# Insects....



## LovingQuills (Oct 15, 2008)

How old does a hedgie need to be to eat insects??? We are trying to add fat to Hedgie's diet as she needs to put on some weight (only 110 grams at 11-12 wks old) so I was wondering if she could do crickets yet?? I did buy some really small ones, but won't give them to her until I know if they are okay. 

Jessie


----------



## Reaper (Aug 22, 2008)

They are fine. Wax worms are soft and full of fat so you may want to offer her some wax worms to help put some weight on.


----------



## LizardGirl (Aug 25, 2008)

Mealworms, crickets, and waxworms are all great snacks. Crickets have the least fat out of those, and waxworms the most.

If you are going to feed crickets I would suggest putting them in a bag in the freezer for at least 10 minutes. This will kill them. Sometimes, though, if they aren't left in long enough they will not die and thaw and escape! Just a warning, that happened to me. :?


----------



## LovingQuills (Oct 15, 2008)

Okay thanx. I will try the crickets tomorrow then.  Any ideas where I can get the waxworms from then, since they have the most fat?? Ones that are used for bait aren't good right?? (Thought I read that once because of a chemical they use or something on their worms.) 

Jessie


----------



## LizardGirl (Aug 25, 2008)

I usually buy waxworms online because most of the petstores near me don't carry them. There might be one near you that does, though. Look around and see what different stores have. 

If you find phoenix worms, they are good too. They have a lot calcium but aren't as fatty. I personally don't trust that bait insects are safe.


----------



## LovingQuills (Oct 15, 2008)

Do you have any sites that carry either wax worms or others online that will take paypal or a direct withdrawl from your checking??? Right now, we don't use credit cards.

■ Instruction 1 ■
For each statement below, answer yes or no according to the thread on feeding insects to a hedgehog, and quote the words of the thread that decide it. (a) Of the three snacks named, crickets contain the most fat. (b) The hedgehog weighed 110 grams at 11-12 weeks old. (c) LizardGirl usually buys waxworms online because most pet stores near her don't carry them.
■ Instruction 2 ■
Copy the hedgehog insect thread between "## Reaper (Aug" and "happened to me. :?", inclusive.
■ Instruction 3 ■
Carry on the thread about feeding insects to a hedgehog from the point where it stops.

■ Stored data ■
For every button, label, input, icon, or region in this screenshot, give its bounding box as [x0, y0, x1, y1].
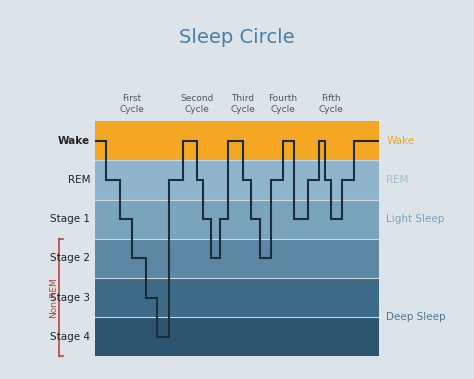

■ Final result 1 ■
(a) No: "Crickets have the least fat out of those, and waxworms the most."
(b) Yes: "only 110 grams at 11-12 wks old"
(c) Yes: "I usually buy waxworms online because most of the petstores near me don't carry them."

■ Final result 2 ■
## Reaper (Aug 22, 2008)

They are fine. Wax worms are soft and full of fat so you may want to offer her some wax worms to help put some weight on.


----------



## LizardGirl (Aug 25, 2008)

Mealworms, crickets, and waxworms are all great snacks. Crickets have the least fat out of those, and waxworms the most.

If you are going to feed crickets I would suggest putting them in a bag in the freezer for at least 10 minutes. This will kill them. Sometimes, though, if they aren't left in long enough they will not die and thaw and escape! Just a warning, that happened to me. :?

■ Final result 3 ■
Jessie


----------



## LizardGirl (Aug 25, 2008)

Hmmm... I've found that a lot of insect suppliers have really bad customer service. :? I've bought from Sunshine Mealworms and Crickets, (no waxworms) and they were great. 

I tried Herpfood so I could get waxies (my boy needs a bit of fattening up too) and the insects were find but they shorted me on mealies (50 instead of 500) and have not replied to ANY emails, and don't provide a phone #. So, my paypal account was charged about $10 more than it should! Not buying from them again!

I've read a lot of bad reviews for Wormman so I haven't tried them. 


Has anyone else found a good place to buy bugs other than mealworms/crickets? I've found it to be easiest to just buy from shops or find someone who raises their own...


----------



## LovingQuills (Oct 15, 2008)

Okay thanx. I'll see what I can find locally first then. I know I can find crickets and hopefully meal worms soon. I'll have to see if I can find anyone that raises the waxworms locally. 

Jessie


----------



## laurennicole (Oct 16, 2008)

mine loves mealworms the best out of any worms.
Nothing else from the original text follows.